+++ Data in this exercise

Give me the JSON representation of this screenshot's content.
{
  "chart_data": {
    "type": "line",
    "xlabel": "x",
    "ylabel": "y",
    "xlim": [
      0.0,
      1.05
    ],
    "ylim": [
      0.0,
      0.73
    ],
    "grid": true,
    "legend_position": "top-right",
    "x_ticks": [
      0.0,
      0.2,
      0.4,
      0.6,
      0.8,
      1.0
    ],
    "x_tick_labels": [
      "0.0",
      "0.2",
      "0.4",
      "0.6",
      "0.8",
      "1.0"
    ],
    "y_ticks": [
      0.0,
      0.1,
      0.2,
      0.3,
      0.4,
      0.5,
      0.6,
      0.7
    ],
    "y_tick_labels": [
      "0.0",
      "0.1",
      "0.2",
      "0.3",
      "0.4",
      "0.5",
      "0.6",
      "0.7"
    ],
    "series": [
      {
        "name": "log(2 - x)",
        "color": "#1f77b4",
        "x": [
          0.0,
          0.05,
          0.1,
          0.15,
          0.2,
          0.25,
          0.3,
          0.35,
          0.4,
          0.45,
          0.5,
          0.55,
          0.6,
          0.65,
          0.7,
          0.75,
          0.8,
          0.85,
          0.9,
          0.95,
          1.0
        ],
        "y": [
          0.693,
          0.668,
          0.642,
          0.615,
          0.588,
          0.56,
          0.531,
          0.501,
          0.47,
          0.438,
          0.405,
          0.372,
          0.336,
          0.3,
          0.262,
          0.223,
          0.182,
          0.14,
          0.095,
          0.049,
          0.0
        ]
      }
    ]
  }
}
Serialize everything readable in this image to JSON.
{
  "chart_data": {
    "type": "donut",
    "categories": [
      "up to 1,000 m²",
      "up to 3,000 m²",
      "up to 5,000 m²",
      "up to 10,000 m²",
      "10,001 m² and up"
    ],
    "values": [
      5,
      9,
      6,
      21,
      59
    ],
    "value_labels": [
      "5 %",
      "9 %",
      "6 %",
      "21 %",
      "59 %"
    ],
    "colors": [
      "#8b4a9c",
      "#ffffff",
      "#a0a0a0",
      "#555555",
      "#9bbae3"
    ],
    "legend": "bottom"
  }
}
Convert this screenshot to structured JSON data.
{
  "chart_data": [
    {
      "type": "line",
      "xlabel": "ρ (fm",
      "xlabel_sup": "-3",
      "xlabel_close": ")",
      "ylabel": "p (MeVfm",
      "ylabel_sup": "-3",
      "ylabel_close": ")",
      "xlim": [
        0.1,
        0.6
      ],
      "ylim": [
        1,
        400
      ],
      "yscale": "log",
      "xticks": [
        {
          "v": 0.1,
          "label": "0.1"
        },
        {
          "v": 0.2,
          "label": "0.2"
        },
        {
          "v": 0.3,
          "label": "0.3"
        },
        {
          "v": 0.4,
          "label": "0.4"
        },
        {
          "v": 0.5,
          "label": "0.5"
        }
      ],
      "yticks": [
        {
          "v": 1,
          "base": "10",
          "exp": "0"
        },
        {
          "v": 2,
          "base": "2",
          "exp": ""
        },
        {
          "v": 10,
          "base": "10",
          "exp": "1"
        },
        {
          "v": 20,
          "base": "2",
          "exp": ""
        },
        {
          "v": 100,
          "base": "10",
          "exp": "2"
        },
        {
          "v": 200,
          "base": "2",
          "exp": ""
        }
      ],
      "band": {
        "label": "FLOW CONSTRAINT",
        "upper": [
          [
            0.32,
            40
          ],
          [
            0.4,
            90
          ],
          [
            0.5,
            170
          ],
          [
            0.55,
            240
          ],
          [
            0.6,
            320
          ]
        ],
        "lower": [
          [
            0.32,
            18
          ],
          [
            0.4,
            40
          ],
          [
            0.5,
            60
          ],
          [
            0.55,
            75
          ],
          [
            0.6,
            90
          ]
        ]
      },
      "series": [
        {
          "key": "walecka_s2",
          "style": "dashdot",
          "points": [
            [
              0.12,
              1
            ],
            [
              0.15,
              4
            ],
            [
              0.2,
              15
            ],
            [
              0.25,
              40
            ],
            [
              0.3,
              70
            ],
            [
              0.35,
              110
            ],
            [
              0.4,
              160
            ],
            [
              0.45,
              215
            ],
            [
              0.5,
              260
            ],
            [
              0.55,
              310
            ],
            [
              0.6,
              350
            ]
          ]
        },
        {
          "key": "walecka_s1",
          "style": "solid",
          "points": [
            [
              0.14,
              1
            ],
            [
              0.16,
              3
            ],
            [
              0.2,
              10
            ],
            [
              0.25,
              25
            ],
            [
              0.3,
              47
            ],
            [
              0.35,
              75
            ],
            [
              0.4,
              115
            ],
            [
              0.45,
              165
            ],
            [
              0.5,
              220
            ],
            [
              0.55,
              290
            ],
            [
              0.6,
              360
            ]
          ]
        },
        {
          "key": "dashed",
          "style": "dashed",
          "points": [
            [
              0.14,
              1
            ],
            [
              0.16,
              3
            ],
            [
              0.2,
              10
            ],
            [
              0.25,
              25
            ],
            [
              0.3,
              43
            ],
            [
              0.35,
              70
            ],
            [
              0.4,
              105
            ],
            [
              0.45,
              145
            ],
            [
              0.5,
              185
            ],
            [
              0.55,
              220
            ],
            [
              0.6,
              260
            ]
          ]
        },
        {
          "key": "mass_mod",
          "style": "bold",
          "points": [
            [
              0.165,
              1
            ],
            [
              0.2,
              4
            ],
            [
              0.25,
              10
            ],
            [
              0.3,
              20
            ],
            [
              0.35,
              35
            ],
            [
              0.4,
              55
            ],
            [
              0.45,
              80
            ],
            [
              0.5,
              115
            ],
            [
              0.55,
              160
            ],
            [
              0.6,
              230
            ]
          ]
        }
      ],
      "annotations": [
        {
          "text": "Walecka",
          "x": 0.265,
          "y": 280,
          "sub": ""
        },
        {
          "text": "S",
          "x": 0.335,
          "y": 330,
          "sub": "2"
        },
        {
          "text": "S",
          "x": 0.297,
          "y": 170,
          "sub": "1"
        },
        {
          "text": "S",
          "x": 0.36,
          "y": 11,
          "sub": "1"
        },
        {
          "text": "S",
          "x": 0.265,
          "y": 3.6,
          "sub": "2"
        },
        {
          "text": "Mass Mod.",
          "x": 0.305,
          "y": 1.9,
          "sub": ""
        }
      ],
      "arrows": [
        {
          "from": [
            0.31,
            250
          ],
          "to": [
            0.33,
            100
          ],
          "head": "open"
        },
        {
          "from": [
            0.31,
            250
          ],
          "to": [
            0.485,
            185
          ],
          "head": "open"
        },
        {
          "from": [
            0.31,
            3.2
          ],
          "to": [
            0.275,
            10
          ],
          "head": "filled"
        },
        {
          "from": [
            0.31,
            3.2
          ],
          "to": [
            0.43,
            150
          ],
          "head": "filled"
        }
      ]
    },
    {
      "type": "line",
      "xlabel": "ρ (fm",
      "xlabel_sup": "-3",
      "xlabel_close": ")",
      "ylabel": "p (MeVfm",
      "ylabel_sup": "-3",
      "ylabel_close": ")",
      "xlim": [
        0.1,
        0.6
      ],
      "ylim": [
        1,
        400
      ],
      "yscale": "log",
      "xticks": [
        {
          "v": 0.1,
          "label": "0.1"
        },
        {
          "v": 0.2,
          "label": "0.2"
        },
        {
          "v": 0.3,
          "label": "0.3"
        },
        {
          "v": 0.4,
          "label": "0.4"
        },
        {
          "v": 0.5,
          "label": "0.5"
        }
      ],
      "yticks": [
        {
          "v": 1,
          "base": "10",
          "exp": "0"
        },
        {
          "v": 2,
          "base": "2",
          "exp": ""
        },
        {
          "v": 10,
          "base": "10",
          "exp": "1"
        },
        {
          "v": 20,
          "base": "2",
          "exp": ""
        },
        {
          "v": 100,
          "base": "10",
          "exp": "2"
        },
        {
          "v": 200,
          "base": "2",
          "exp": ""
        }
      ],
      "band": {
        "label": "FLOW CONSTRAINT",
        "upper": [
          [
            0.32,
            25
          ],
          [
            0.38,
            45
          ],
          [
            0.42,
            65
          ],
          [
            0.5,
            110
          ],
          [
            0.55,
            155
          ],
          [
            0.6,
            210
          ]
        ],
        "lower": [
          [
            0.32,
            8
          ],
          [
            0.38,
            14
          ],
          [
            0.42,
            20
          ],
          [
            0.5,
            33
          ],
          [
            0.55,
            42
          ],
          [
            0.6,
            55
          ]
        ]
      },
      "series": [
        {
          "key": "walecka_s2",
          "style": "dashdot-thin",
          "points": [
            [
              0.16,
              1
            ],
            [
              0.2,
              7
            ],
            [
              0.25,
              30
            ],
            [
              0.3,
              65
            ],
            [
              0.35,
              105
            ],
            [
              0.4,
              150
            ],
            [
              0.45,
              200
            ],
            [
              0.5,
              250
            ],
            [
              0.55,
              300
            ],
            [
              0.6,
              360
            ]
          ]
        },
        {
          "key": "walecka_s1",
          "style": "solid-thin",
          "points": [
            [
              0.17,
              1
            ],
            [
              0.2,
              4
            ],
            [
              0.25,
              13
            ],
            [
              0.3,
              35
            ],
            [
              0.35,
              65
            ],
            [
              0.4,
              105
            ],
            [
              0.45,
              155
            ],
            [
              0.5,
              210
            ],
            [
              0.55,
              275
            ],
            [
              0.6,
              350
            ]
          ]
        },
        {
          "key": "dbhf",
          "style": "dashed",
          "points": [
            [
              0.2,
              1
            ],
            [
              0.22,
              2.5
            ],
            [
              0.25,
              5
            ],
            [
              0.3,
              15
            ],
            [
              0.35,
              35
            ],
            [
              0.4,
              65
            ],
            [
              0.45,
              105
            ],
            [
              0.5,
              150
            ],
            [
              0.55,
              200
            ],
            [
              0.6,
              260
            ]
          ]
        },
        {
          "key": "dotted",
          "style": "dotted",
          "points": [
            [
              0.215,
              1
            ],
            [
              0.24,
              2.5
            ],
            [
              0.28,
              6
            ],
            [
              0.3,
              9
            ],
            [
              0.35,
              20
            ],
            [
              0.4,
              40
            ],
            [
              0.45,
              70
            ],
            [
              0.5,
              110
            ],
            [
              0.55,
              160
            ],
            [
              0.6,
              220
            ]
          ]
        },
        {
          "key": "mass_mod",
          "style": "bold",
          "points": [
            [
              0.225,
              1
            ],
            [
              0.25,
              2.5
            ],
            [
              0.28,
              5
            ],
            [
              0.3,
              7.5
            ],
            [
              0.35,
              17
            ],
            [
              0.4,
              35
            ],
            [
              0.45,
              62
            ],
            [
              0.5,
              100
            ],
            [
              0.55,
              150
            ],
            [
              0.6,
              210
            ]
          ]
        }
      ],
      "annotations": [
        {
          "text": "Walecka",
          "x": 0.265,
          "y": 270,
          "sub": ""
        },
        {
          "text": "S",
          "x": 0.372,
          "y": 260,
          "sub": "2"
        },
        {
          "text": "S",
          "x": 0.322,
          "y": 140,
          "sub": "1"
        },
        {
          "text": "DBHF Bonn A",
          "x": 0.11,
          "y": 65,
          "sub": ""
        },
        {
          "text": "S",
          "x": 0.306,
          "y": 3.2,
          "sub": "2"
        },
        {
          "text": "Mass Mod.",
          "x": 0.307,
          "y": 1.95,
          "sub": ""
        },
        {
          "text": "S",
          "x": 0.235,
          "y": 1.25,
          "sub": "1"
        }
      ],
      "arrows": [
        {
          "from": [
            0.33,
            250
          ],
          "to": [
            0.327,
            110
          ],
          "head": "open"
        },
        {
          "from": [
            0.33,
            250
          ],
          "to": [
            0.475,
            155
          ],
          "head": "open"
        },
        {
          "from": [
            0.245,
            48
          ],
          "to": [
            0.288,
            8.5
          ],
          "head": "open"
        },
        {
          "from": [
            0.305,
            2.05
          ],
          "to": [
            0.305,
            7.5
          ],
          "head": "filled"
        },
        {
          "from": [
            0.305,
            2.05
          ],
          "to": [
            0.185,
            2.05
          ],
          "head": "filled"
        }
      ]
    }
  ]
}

++++++

Exercise instructions :: Take every line that includes the string "screenshot" and copy it.

Written reply ::
Give me the JSON representation of this screenshot's content.
Convert this screenshot to structured JSON data.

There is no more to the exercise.